Data entries:

+++

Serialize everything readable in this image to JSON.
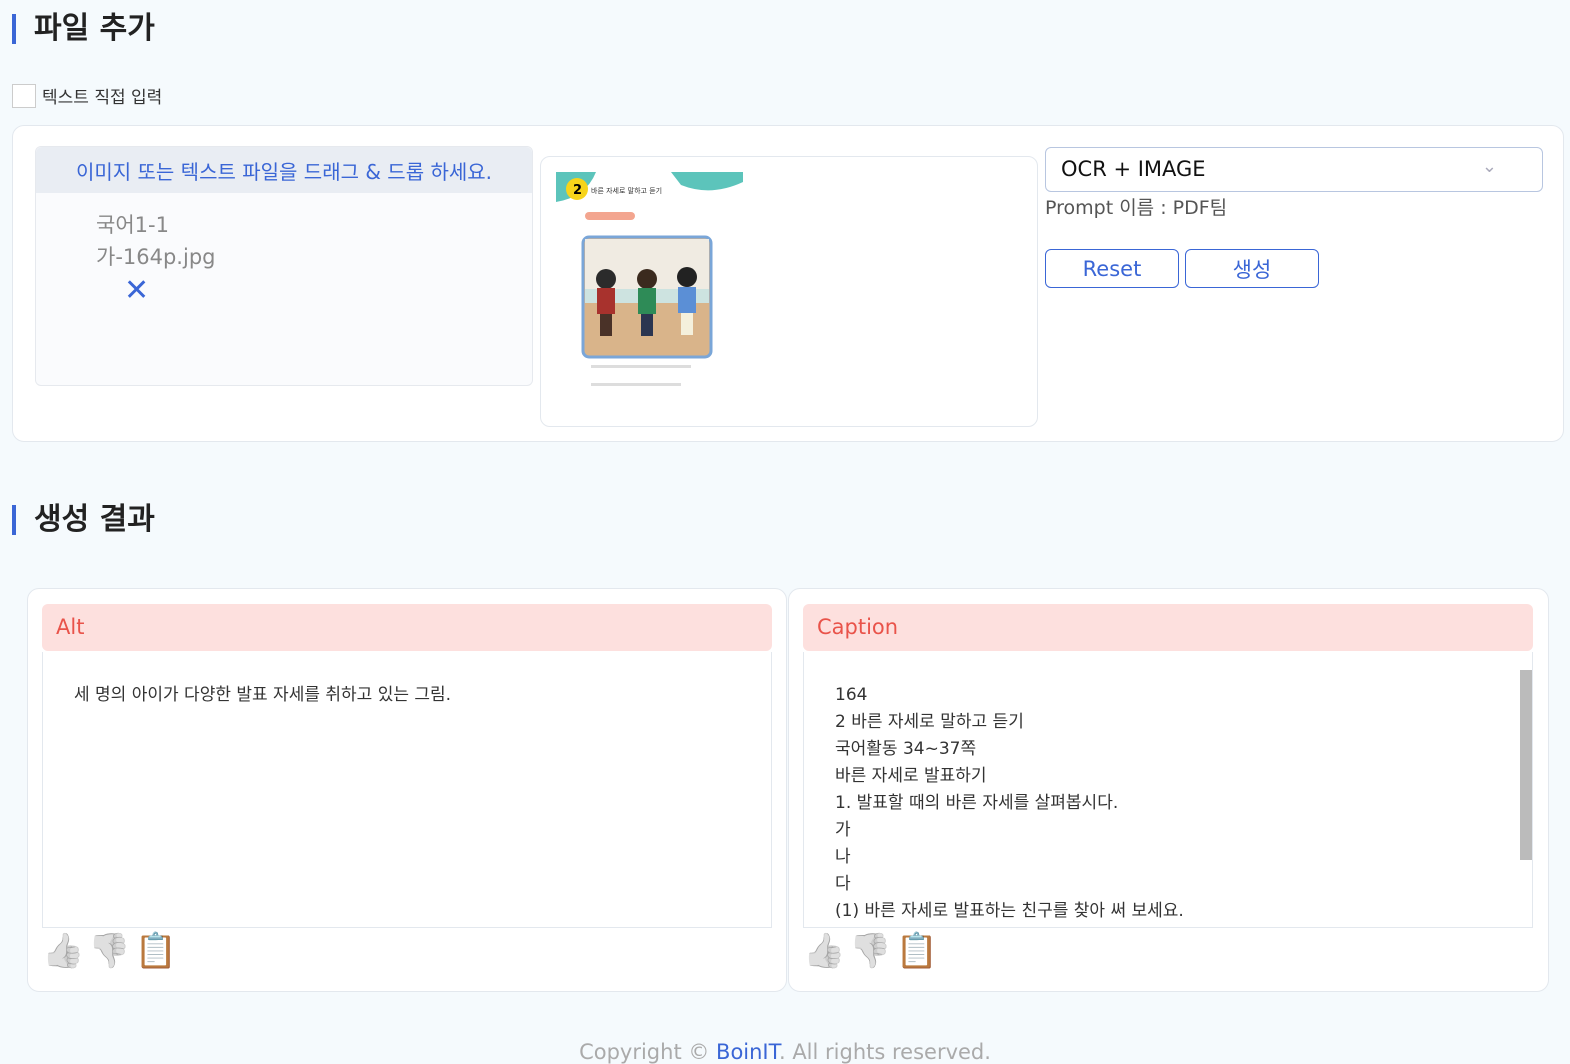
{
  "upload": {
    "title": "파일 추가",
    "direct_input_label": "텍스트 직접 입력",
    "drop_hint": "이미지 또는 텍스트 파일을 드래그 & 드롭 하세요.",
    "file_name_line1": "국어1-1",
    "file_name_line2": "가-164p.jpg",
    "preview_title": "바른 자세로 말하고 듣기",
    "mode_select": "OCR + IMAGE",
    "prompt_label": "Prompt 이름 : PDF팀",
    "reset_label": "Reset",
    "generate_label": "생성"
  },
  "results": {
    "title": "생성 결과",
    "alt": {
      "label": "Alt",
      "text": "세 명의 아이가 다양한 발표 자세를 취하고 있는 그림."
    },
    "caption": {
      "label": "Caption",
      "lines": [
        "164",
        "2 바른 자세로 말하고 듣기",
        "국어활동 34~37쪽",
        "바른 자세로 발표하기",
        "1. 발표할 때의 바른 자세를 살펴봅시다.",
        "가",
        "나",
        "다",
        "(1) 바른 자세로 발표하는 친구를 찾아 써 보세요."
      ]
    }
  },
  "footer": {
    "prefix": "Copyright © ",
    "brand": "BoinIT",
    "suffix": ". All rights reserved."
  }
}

+++

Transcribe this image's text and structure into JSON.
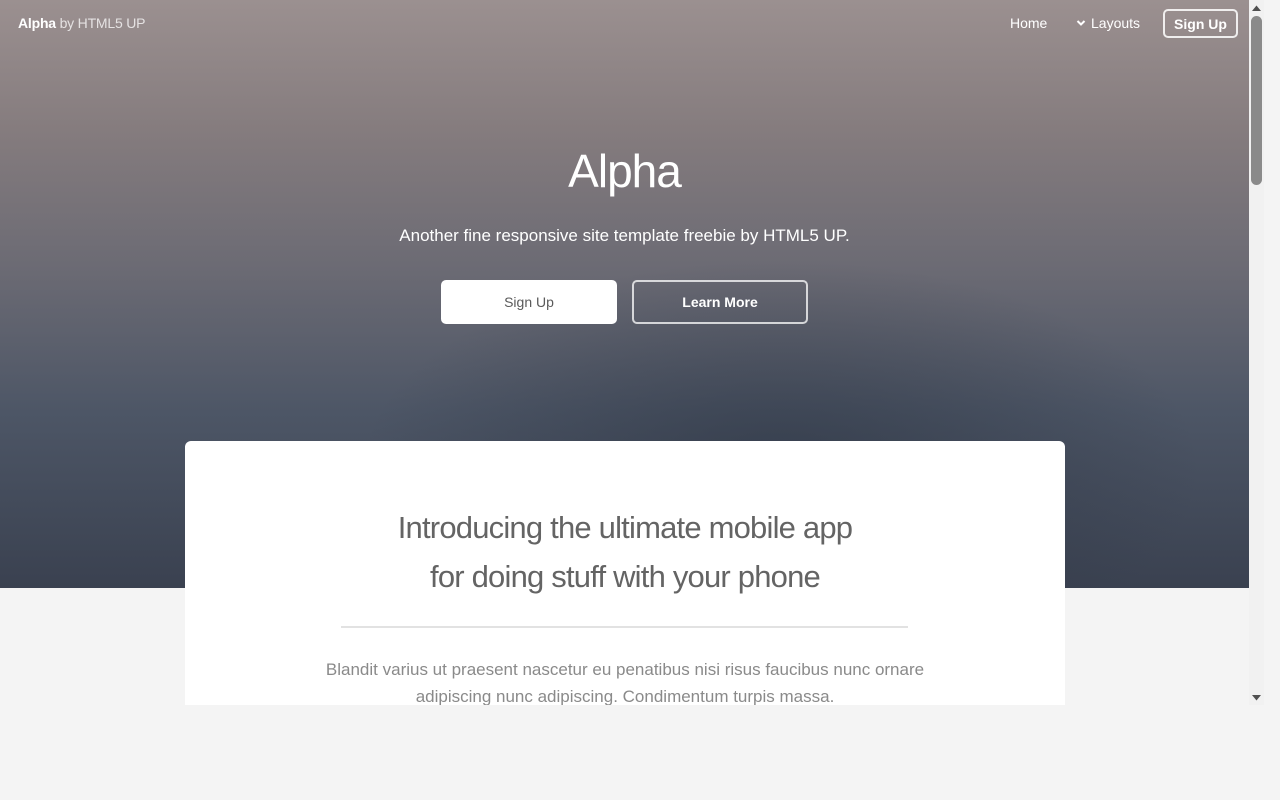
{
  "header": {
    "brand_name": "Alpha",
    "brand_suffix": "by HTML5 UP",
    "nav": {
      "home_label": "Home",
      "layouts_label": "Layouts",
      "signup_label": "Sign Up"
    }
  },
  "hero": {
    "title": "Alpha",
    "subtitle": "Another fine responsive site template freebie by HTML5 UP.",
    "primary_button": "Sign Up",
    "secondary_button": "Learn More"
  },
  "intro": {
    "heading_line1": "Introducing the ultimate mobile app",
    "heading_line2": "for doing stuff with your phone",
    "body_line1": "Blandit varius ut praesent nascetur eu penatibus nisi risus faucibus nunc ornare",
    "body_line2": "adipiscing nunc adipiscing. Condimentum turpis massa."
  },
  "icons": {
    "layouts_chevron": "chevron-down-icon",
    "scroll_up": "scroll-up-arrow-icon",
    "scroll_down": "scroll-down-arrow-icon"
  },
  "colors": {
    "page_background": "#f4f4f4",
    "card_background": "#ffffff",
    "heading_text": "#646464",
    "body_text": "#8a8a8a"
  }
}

+++

> **Short problem**
What is the number of lines in the listing above that contain the string "JSON"? Give only the number.

> **Response below**
2